**Task requirements:** Exactly reproduce each entry, leaving out nothing.

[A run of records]
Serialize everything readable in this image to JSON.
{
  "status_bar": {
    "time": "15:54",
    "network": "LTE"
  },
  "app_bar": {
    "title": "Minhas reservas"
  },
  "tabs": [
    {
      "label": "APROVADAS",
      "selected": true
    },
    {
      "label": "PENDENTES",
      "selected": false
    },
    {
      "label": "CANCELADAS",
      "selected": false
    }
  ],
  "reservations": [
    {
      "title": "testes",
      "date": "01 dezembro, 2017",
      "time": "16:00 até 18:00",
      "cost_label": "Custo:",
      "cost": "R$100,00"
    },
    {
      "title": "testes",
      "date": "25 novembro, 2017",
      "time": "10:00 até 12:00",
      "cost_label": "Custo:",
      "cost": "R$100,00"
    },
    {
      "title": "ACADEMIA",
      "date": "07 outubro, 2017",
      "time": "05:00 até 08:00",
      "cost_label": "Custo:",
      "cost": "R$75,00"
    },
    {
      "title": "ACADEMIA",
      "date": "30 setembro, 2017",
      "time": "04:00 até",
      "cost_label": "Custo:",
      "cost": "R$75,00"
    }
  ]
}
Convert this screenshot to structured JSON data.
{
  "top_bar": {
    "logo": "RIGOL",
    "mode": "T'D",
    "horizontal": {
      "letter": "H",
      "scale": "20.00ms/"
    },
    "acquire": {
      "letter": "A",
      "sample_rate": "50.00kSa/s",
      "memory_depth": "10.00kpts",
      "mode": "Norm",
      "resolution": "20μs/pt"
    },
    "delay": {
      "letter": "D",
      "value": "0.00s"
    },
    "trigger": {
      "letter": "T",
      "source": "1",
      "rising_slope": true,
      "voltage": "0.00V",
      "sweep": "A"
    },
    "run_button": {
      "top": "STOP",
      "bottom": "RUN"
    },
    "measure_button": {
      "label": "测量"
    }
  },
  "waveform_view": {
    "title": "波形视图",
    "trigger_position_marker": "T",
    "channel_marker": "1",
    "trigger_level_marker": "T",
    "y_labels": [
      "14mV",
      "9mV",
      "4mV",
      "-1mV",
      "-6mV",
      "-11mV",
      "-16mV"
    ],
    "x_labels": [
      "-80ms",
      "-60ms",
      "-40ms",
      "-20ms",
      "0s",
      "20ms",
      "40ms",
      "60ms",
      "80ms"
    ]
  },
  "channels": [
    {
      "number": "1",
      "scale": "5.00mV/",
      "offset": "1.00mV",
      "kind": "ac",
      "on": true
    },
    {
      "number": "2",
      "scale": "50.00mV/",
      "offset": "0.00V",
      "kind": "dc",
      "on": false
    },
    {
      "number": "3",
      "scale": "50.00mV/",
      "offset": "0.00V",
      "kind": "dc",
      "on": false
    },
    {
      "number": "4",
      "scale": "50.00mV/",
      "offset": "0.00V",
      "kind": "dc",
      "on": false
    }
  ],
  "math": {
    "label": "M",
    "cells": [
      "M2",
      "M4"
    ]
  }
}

**Response for this exercise:**
Serialize everything readable in this image to JSON.
{
  "status_bar": {
    "time": "15:54",
    "network": "LTE"
  },
  "app_bar": {
    "title": "Minhas reservas"
  },
  "tabs": [
    {
      "label": "APROVADAS",
      "selected": true
    },
    {
      "label": "PENDENTES",
      "selected": false
    },
    {
      "label": "CANCELADAS",
      "selected": false
    }
  ],
  "reservations": [
    {
      "title": "testes",
      "date": "01 dezembro, 2017",
      "time": "16:00 até 18:00",
      "cost_label": "Custo:",
      "cost": "R$100,00"
    },
    {
      "title": "testes",
      "date": "25 novembro, 2017",
      "time": "10:00 até 12:00",
      "cost_label": "Custo:",
      "cost": "R$100,00"
    },
    {
      "title": "ACADEMIA",
      "date": "07 outubro, 2017",
      "time": "05:00 até 08:00",
      "cost_label": "Custo:",
      "cost": "R$75,00"
    },
    {
      "title": "ACADEMIA",
      "date": "30 setembro, 2017",
      "time": "04:00 até",
      "cost_label": "Custo:",
      "cost": "R$75,00"
    }
  ]
}
Convert this screenshot to structured JSON data.
{
  "top_bar": {
    "logo": "RIGOL",
    "mode": "T'D",
    "horizontal": {
      "letter": "H",
      "scale": "20.00ms/"
    },
    "acquire": {
      "letter": "A",
      "sample_rate": "50.00kSa/s",
      "memory_depth": "10.00kpts",
      "mode": "Norm",
      "resolution": "20μs/pt"
    },
    "delay": {
      "letter": "D",
      "value": "0.00s"
    },
    "trigger": {
      "letter": "T",
      "source": "1",
      "rising_slope": true,
      "voltage": "0.00V",
      "sweep": "A"
    },
    "run_button": {
      "top": "STOP",
      "bottom": "RUN"
    },
    "measure_button": {
      "label": "测量"
    }
  },
  "waveform_view": {
    "title": "波形视图",
    "trigger_position_marker": "T",
    "channel_marker": "1",
    "trigger_level_marker": "T",
    "y_labels": [
      "14mV",
      "9mV",
      "4mV",
      "-1mV",
      "-6mV",
      "-11mV",
      "-16mV"
    ],
    "x_labels": [
      "-80ms",
      "-60ms",
      "-40ms",
      "-20ms",
      "0s",
      "20ms",
      "40ms",
      "60ms",
      "80ms"
    ]
  },
  "channels": [
    {
      "number": "1",
      "scale": "5.00mV/",
      "offset": "1.00mV",
      "kind": "ac",
      "on": true
    },
    {
      "number": "2",
      "scale": "50.00mV/",
      "offset": "0.00V",
      "kind": "dc",
      "on": false
    },
    {
      "number": "3",
      "scale": "50.00mV/",
      "offset": "0.00V",
      "kind": "dc",
      "on": false
    },
    {
      "number": "4",
      "scale": "50.00mV/",
      "offset": "0.00V",
      "kind": "dc",
      "on": false
    }
  ],
  "math": {
    "label": "M",
    "cells": [
      "M2",
      "M4"
    ]
  }
}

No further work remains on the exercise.